--- Records for the exercise ---

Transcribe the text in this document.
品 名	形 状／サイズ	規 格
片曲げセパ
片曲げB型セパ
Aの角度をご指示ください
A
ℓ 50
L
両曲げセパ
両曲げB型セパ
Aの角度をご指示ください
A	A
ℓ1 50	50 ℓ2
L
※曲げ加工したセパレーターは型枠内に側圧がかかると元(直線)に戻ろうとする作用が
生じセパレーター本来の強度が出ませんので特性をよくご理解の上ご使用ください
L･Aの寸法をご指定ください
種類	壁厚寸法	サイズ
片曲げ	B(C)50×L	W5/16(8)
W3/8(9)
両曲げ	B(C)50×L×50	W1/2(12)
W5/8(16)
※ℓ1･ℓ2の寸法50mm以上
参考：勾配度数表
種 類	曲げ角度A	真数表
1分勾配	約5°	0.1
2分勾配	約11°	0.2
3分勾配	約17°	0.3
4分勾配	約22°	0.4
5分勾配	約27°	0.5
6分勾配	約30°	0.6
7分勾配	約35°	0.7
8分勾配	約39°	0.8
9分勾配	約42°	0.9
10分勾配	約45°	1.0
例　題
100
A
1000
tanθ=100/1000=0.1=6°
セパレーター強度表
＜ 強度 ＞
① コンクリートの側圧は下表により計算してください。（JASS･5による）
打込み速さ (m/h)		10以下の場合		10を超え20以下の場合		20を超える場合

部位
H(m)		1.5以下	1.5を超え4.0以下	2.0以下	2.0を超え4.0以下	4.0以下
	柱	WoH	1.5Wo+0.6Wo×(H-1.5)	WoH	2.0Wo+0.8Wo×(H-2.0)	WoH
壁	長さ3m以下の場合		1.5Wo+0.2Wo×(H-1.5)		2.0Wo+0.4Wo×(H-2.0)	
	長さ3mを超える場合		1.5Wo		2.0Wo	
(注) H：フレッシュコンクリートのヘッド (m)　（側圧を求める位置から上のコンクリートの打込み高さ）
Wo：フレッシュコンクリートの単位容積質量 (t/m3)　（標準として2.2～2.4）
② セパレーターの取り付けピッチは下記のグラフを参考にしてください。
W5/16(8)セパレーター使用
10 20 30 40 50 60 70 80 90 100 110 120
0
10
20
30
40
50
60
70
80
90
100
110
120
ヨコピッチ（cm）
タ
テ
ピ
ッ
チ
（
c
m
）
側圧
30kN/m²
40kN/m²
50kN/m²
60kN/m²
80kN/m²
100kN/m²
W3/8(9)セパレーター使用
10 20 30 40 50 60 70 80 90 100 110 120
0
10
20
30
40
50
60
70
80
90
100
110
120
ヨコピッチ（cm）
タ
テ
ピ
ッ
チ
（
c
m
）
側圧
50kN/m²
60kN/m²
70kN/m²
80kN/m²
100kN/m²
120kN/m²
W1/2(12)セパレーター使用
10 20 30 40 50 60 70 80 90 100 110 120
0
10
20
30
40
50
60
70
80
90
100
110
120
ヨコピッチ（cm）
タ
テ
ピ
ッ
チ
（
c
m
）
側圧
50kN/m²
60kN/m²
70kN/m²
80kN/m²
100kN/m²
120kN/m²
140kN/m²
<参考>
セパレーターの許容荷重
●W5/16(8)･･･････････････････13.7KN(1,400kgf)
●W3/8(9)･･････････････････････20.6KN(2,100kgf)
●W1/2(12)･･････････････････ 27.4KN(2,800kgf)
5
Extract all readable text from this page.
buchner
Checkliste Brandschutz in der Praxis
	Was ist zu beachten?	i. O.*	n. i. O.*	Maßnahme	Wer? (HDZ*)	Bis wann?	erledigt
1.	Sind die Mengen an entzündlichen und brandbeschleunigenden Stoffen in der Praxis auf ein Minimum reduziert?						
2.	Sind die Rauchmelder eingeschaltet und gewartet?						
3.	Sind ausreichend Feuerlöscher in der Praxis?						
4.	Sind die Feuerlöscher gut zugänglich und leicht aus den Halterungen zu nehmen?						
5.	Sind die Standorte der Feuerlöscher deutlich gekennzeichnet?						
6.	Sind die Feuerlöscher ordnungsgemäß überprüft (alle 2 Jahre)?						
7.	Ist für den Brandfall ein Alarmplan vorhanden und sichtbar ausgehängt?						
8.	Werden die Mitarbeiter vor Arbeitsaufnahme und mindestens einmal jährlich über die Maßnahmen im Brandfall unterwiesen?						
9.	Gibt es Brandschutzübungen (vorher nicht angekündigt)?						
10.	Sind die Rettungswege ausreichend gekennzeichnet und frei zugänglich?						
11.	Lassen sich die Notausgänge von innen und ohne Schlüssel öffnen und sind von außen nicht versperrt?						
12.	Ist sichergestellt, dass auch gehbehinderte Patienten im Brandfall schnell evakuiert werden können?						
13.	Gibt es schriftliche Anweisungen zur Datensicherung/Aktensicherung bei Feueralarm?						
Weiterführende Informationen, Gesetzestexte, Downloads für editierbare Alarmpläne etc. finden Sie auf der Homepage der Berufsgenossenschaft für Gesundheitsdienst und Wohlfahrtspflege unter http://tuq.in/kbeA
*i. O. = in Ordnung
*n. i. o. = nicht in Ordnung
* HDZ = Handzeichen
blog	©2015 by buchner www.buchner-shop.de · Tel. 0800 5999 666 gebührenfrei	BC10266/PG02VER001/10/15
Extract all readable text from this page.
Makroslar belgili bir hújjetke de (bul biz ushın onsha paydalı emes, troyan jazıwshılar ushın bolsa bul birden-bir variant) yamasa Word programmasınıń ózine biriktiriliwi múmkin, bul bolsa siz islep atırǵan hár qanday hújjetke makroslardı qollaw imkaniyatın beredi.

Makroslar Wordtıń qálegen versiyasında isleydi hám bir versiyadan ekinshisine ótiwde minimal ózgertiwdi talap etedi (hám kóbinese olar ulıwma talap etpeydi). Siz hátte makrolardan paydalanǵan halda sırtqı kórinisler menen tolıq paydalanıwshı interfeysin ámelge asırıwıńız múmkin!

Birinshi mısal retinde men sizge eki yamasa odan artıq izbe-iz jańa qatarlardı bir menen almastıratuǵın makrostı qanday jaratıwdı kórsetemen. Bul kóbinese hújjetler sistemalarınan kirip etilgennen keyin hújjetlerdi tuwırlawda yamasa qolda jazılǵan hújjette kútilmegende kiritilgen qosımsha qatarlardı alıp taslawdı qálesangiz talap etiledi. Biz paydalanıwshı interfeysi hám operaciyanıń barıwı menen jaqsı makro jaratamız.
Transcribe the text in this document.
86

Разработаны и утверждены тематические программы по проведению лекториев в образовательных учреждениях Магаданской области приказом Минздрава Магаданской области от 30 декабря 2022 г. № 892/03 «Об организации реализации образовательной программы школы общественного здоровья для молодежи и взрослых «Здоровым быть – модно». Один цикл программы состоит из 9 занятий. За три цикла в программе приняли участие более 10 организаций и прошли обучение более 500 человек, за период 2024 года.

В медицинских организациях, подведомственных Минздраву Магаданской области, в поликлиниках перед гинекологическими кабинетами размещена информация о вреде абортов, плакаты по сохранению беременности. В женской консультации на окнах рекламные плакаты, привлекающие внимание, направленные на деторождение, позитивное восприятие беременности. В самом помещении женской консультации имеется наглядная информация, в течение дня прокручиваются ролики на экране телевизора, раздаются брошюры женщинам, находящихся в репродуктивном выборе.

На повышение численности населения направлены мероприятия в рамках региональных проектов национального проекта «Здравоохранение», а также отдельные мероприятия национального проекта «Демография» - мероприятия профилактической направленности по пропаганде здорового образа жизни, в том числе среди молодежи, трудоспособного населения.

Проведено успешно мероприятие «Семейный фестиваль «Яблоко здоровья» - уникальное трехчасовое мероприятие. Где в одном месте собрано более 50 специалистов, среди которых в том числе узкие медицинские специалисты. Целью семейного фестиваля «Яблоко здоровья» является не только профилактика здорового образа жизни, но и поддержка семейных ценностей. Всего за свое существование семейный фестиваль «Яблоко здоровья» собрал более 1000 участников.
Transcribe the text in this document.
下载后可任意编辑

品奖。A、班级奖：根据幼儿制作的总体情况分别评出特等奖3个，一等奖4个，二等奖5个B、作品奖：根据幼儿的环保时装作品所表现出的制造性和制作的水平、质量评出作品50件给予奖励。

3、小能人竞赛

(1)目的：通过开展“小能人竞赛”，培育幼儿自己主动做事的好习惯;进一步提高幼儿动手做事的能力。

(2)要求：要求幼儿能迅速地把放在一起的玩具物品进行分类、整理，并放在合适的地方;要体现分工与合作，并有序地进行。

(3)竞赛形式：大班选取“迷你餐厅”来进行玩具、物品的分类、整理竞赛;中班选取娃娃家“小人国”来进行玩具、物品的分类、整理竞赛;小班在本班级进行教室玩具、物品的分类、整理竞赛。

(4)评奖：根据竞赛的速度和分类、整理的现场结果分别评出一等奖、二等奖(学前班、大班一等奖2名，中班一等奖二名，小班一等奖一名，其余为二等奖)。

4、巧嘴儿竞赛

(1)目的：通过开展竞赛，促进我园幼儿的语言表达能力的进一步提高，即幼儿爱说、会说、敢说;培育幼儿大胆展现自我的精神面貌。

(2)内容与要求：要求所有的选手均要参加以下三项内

---

→ **Given request**:
Pull out all lines containing "Gibt".

→ **Solution for this exercise**:
9.	Gibt es Brandschutzübungen (vorher nicht angekündigt)?						
13.	Gibt es schriftliche Anweisungen zur Datensicherung/Aktensicherung bei Feueralarm?						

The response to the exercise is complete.